● **INSTRUCTION**
Read the entries below and pull out each line with the string "STARTS".

● **MATERIAL**
-=-=-

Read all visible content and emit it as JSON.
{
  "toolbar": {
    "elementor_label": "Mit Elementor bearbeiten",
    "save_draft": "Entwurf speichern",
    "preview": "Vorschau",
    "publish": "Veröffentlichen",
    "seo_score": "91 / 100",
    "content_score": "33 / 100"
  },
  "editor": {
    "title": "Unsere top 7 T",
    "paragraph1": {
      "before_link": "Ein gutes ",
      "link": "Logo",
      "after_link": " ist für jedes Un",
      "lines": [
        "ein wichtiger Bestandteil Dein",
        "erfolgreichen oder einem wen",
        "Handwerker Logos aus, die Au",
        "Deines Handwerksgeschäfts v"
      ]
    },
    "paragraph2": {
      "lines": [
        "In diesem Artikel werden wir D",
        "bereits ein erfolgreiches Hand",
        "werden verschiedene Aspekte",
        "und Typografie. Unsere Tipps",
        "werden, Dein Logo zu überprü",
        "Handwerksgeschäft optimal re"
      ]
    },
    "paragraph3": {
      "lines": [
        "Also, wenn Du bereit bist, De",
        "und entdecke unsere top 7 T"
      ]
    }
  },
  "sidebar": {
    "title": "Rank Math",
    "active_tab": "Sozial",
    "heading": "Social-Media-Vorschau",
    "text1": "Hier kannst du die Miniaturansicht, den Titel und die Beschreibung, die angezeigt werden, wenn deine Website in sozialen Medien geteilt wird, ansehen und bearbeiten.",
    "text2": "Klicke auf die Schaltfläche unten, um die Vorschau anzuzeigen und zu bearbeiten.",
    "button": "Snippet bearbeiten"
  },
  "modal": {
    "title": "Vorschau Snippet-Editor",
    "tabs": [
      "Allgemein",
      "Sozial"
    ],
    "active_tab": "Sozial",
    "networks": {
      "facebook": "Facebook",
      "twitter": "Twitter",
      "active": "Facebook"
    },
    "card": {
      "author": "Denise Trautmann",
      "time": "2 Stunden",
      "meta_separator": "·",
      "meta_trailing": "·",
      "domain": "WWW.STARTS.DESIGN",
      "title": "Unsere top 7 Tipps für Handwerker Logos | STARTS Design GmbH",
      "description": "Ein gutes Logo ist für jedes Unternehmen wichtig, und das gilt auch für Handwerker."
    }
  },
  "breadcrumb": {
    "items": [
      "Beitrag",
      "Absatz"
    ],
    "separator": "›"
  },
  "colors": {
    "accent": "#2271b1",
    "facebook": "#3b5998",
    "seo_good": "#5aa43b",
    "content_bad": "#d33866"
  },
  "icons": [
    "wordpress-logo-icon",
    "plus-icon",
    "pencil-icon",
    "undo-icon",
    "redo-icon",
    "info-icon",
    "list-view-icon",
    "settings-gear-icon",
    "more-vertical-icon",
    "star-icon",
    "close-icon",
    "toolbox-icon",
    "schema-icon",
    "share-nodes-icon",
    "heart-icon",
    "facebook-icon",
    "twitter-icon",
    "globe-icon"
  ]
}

-=-=-

● **EXPECTED OUTPUT**
      "domain": "WWW.STARTS.DESIGN",
      "title": "Unsere top 7 Tipps für Handwerker Logos | STARTS Design GmbH",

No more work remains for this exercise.